The records below are to be copied word for word, with every picture left out.
▬▬▬▬▬▬
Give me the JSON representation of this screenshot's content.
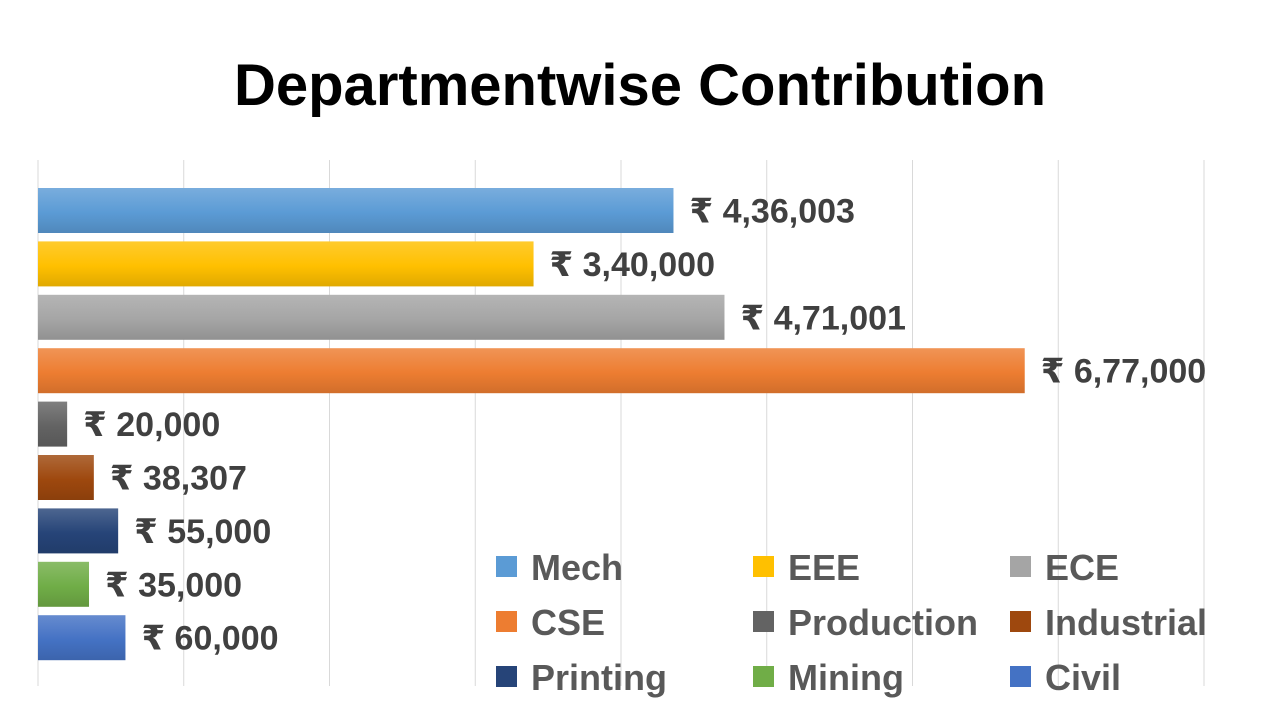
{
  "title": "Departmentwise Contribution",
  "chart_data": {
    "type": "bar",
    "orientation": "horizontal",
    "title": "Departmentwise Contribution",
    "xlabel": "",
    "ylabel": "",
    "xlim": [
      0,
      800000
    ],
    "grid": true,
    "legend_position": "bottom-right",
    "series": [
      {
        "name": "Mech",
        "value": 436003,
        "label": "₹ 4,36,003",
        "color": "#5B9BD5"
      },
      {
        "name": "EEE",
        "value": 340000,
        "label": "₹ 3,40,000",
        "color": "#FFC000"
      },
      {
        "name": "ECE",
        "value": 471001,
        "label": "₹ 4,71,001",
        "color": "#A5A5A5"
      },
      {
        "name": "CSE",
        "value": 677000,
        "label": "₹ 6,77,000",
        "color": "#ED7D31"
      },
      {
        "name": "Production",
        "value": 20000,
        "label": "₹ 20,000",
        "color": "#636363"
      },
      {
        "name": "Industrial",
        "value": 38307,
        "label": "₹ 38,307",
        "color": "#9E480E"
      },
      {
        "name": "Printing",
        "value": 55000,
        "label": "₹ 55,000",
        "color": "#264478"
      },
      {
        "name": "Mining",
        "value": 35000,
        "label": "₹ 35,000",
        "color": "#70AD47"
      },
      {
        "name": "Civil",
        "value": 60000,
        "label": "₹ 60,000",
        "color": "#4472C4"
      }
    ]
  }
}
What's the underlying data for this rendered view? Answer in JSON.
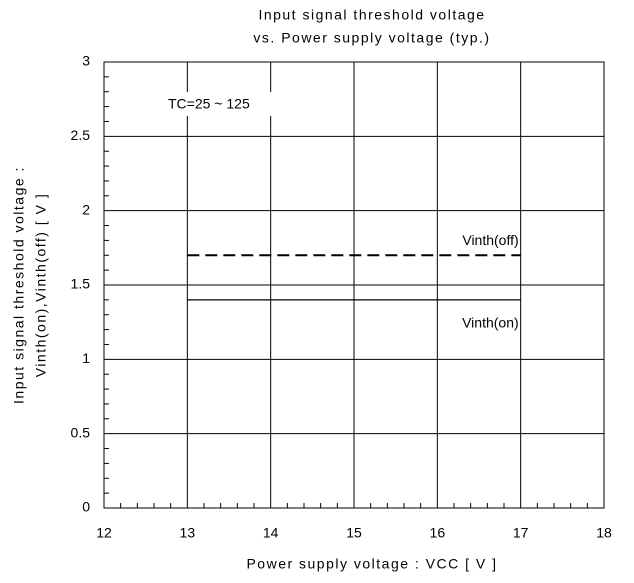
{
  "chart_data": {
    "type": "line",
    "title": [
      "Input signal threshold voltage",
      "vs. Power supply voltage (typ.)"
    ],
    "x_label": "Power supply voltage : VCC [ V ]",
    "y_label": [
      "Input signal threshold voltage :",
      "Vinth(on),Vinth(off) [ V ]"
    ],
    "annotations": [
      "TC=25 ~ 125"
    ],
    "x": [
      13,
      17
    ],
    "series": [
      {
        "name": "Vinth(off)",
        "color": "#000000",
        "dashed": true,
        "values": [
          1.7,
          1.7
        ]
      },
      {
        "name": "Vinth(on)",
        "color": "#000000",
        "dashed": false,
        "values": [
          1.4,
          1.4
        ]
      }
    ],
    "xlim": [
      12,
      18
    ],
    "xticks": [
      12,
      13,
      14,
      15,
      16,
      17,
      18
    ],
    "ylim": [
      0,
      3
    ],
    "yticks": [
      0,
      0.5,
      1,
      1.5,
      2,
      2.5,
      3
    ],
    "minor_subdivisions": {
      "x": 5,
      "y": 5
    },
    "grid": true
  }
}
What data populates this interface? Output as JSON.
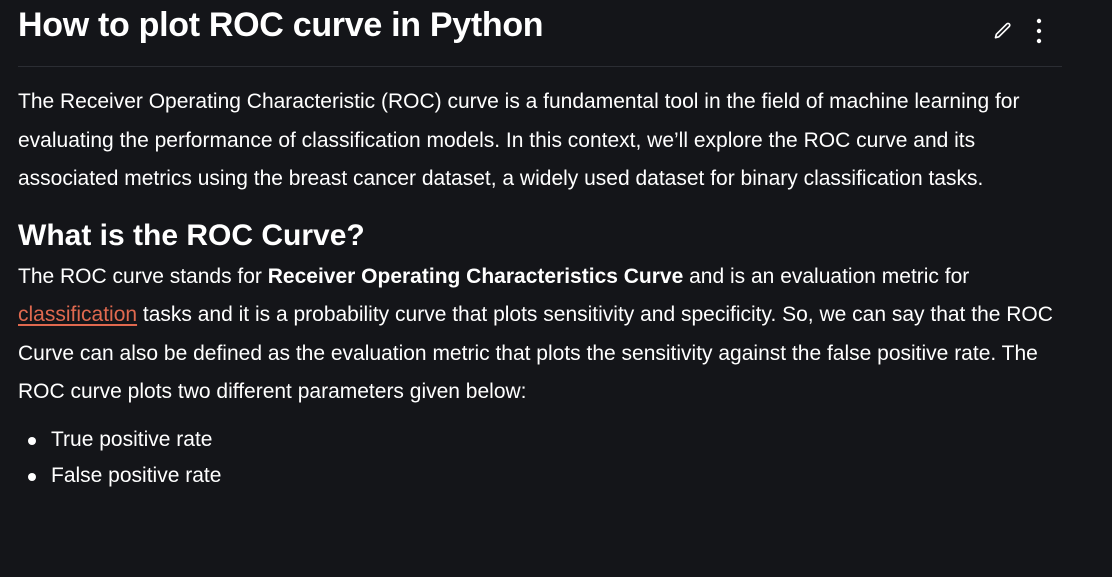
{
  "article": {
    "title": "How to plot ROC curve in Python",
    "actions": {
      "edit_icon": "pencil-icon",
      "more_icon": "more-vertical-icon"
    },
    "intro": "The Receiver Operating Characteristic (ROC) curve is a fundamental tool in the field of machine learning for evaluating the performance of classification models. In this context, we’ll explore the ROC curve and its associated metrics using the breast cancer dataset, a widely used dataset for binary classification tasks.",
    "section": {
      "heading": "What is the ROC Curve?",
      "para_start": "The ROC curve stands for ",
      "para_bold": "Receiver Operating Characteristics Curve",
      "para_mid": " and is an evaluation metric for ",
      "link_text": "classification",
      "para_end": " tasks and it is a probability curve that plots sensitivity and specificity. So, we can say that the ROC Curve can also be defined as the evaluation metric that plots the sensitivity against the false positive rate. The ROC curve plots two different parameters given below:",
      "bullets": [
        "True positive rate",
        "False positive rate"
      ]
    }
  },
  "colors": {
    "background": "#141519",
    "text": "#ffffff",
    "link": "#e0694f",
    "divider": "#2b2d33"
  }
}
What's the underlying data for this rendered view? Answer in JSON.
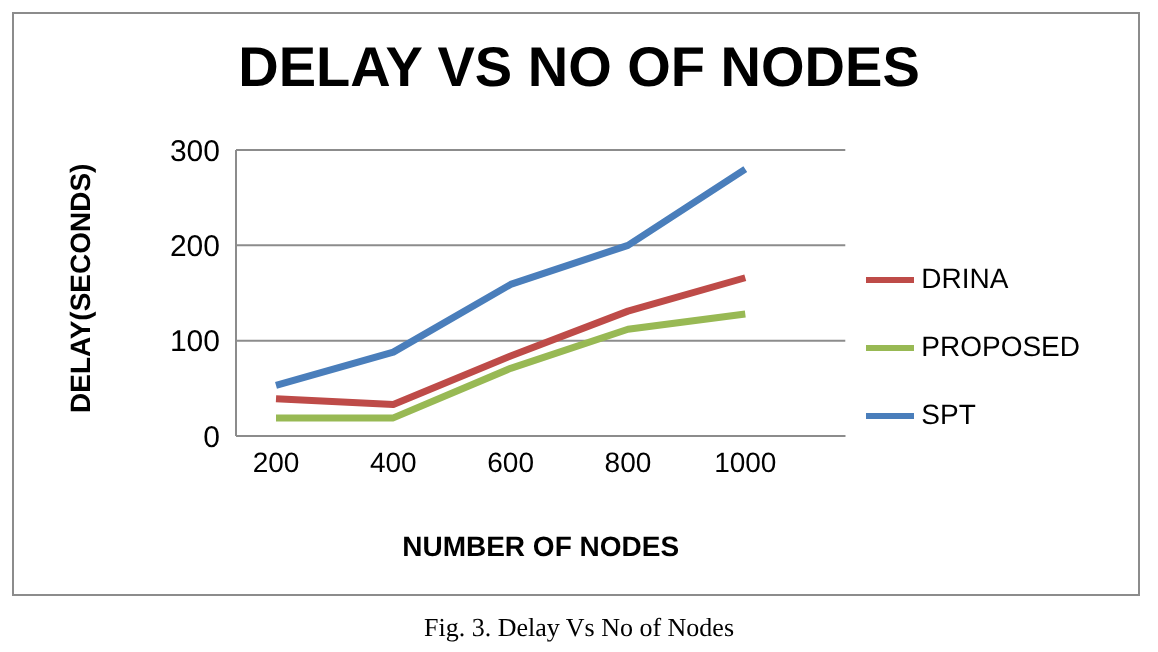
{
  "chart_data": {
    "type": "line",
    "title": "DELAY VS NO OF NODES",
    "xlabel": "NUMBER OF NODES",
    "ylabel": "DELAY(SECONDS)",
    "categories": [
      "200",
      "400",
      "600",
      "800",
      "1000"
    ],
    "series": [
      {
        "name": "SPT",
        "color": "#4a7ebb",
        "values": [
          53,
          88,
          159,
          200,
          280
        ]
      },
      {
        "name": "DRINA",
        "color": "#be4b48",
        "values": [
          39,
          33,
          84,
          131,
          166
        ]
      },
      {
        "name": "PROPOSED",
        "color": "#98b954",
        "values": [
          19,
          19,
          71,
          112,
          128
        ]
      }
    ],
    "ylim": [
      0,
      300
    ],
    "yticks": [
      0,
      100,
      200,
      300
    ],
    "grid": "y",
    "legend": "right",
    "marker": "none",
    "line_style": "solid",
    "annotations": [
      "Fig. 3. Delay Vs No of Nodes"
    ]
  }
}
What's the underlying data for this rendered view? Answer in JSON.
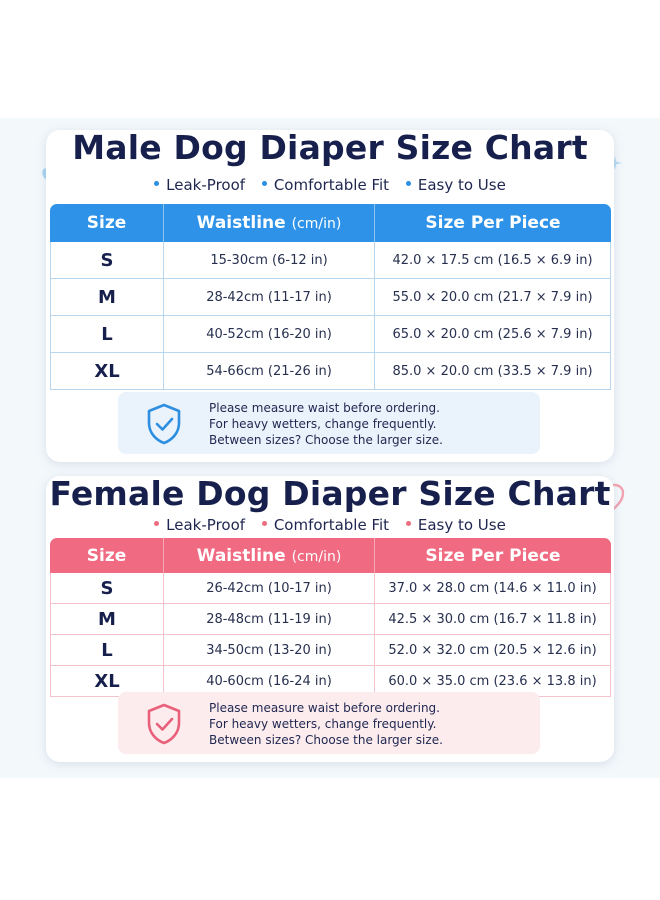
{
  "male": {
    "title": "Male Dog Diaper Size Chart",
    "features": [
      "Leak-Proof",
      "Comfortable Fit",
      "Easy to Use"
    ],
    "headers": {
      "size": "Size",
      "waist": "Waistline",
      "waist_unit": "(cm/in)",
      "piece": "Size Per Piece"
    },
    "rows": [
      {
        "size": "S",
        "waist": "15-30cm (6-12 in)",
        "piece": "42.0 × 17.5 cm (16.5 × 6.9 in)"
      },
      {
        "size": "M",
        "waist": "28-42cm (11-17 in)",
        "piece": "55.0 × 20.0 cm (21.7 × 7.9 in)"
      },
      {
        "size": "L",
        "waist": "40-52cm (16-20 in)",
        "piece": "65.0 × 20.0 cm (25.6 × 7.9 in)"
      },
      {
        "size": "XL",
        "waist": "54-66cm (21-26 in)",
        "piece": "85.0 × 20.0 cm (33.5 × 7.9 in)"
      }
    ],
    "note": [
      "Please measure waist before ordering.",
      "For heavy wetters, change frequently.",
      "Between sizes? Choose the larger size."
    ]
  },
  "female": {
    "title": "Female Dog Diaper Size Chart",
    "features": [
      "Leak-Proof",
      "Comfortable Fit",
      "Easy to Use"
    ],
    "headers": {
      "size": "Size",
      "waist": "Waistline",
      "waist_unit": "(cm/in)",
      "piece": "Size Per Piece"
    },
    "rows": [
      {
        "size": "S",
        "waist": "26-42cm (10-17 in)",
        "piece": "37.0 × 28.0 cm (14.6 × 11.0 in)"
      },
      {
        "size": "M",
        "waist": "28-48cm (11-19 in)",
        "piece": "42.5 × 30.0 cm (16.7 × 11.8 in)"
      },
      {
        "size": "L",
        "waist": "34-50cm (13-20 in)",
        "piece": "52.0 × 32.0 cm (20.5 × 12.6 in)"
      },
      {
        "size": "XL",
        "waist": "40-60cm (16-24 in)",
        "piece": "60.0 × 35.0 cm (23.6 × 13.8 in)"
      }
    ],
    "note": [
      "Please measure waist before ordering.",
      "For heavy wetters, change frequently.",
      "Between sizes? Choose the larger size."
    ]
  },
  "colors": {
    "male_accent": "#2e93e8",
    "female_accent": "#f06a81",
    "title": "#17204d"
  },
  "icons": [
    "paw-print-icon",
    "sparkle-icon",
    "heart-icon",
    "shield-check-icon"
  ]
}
▬▬▬▬▬▬
### EXERCISE RESPONSE
Give me the JSON representation of this screenshot's content.
{
  "title": "Departmentwise Contribution",
  "chart_data": {
    "type": "bar",
    "orientation": "horizontal",
    "title": "Departmentwise Contribution",
    "xlabel": "",
    "ylabel": "",
    "xlim": [
      0,
      800000
    ],
    "grid": true,
    "legend_position": "bottom-right",
    "series": [
      {
        "name": "Mech",
        "value": 436003,
        "label": "₹ 4,36,003",
        "color": "#5B9BD5"
      },
      {
        "name": "EEE",
        "value": 340000,
        "label": "₹ 3,40,000",
        "color": "#FFC000"
      },
      {
        "name": "ECE",
        "value": 471001,
        "label": "₹ 4,71,001",
        "color": "#A5A5A5"
      },
      {
        "name": "CSE",
        "value": 677000,
        "label": "₹ 6,77,000",
        "color": "#ED7D31"
      },
      {
        "name": "Production",
        "value": 20000,
        "label": "₹ 20,000",
        "color": "#636363"
      },
      {
        "name": "Industrial",
        "value": 38307,
        "label": "₹ 38,307",
        "color": "#9E480E"
      },
      {
        "name": "Printing",
        "value": 55000,
        "label": "₹ 55,000",
        "color": "#264478"
      },
      {
        "name": "Mining",
        "value": 35000,
        "label": "₹ 35,000",
        "color": "#70AD47"
      },
      {
        "name": "Civil",
        "value": 60000,
        "label": "₹ 60,000",
        "color": "#4472C4"
      }
    ]
  }
}
What's the underlying data for this rendered view? Answer in JSON.
{
  "chart_data": {
    "type": "line",
    "title": [
      "Input signal threshold voltage",
      "vs. Power supply voltage (typ.)"
    ],
    "x_label": "Power supply voltage : VCC [ V ]",
    "y_label": [
      "Input signal threshold voltage :",
      "Vinth(on),Vinth(off) [ V ]"
    ],
    "annotations": [
      "TC=25 ~ 125"
    ],
    "x": [
      13,
      17
    ],
    "series": [
      {
        "name": "Vinth(off)",
        "color": "#000000",
        "dashed": true,
        "values": [
          1.7,
          1.7
        ]
      },
      {
        "name": "Vinth(on)",
        "color": "#000000",
        "dashed": false,
        "values": [
          1.4,
          1.4
        ]
      }
    ],
    "xlim": [
      12,
      18
    ],
    "xticks": [
      12,
      13,
      14,
      15,
      16,
      17,
      18
    ],
    "ylim": [
      0,
      3
    ],
    "yticks": [
      0,
      0.5,
      1,
      1.5,
      2,
      2.5,
      3
    ],
    "minor_subdivisions": {
      "x": 5,
      "y": 5
    },
    "grid": true
  }
}
What data populates this interface? Output as JSON.
{
  "article": {
    "title": "How to plot ROC curve in Python",
    "actions": {
      "edit_icon": "pencil-icon",
      "more_icon": "more-vertical-icon"
    },
    "intro": "The Receiver Operating Characteristic (ROC) curve is a fundamental tool in the field of machine learning for evaluating the performance of classification models. In this context, we’ll explore the ROC curve and its associated metrics using the breast cancer dataset, a widely used dataset for binary classification tasks.",
    "section": {
      "heading": "What is the ROC Curve?",
      "para_start": "The ROC curve stands for ",
      "para_bold": "Receiver Operating Characteristics Curve",
      "para_mid": " and is an evaluation metric for ",
      "link_text": "classification",
      "para_end": " tasks and it is a probability curve that plots sensitivity and specificity. So, we can say that the ROC Curve can also be defined as the evaluation metric that plots the sensitivity against the false positive rate. The ROC curve plots two different parameters given below:",
      "bullets": [
        "True positive rate",
        "False positive rate"
      ]
    }
  },
  "colors": {
    "background": "#141519",
    "text": "#ffffff",
    "link": "#e0694f",
    "divider": "#2b2d33"
  }
}
What's the underlying data for this rendered view? Answer in JSON.
{
  "chart_data": {
    "type": "line",
    "title": "DELAY VS NO OF NODES",
    "xlabel": "NUMBER OF NODES",
    "ylabel": "DELAY(SECONDS)",
    "categories": [
      "200",
      "400",
      "600",
      "800",
      "1000"
    ],
    "series": [
      {
        "name": "SPT",
        "color": "#4a7ebb",
        "values": [
          53,
          88,
          159,
          200,
          280
        ]
      },
      {
        "name": "DRINA",
        "color": "#be4b48",
        "values": [
          39,
          33,
          84,
          131,
          166
        ]
      },
      {
        "name": "PROPOSED",
        "color": "#98b954",
        "values": [
          19,
          19,
          71,
          112,
          128
        ]
      }
    ],
    "ylim": [
      0,
      300
    ],
    "yticks": [
      0,
      100,
      200,
      300
    ],
    "grid": "y",
    "legend": "right",
    "marker": "none",
    "line_style": "solid",
    "annotations": [
      "Fig. 3. Delay Vs No of Nodes"
    ]
  }
}
What's the underlying data for this rendered view? Answer in JSON.
{
  "male": {
    "title": "Male Dog Diaper Size Chart",
    "features": [
      "Leak-Proof",
      "Comfortable Fit",
      "Easy to Use"
    ],
    "headers": {
      "size": "Size",
      "waist": "Waistline",
      "waist_unit": "(cm/in)",
      "piece": "Size Per Piece"
    },
    "rows": [
      {
        "size": "S",
        "waist": "15-30cm (6-12 in)",
        "piece": "42.0 × 17.5 cm (16.5 × 6.9 in)"
      },
      {
        "size": "M",
        "waist": "28-42cm (11-17 in)",
        "piece": "55.0 × 20.0 cm (21.7 × 7.9 in)"
      },
      {
        "size": "L",
        "waist": "40-52cm (16-20 in)",
        "piece": "65.0 × 20.0 cm (25.6 × 7.9 in)"
      },
      {
        "size": "XL",
        "waist": "54-66cm (21-26 in)",
        "piece": "85.0 × 20.0 cm (33.5 × 7.9 in)"
      }
    ],
    "note": [
      "Please measure waist before ordering.",
      "For heavy wetters, change frequently.",
      "Between sizes? Choose the larger size."
    ]
  },
  "female": {
    "title": "Female Dog Diaper Size Chart",
    "features": [
      "Leak-Proof",
      "Comfortable Fit",
      "Easy to Use"
    ],
    "headers": {
      "size": "Size",
      "waist": "Waistline",
      "waist_unit": "(cm/in)",
      "piece": "Size Per Piece"
    },
    "rows": [
      {
        "size": "S",
        "waist": "26-42cm (10-17 in)",
        "piece": "37.0 × 28.0 cm (14.6 × 11.0 in)"
      },
      {
        "size": "M",
        "waist": "28-48cm (11-19 in)",
        "piece": "42.5 × 30.0 cm (16.7 × 11.8 in)"
      },
      {
        "size": "L",
        "waist": "34-50cm (13-20 in)",
        "piece": "52.0 × 32.0 cm (20.5 × 12.6 in)"
      },
      {
        "size": "XL",
        "waist": "40-60cm (16-24 in)",
        "piece": "60.0 × 35.0 cm (23.6 × 13.8 in)"
      }
    ],
    "note": [
      "Please measure waist before ordering.",
      "For heavy wetters, change frequently.",
      "Between sizes? Choose the larger size."
    ]
  },
  "colors": {
    "male_accent": "#2e93e8",
    "female_accent": "#f06a81",
    "title": "#17204d"
  },
  "icons": [
    "paw-print-icon",
    "sparkle-icon",
    "heart-icon",
    "shield-check-icon"
  ]
}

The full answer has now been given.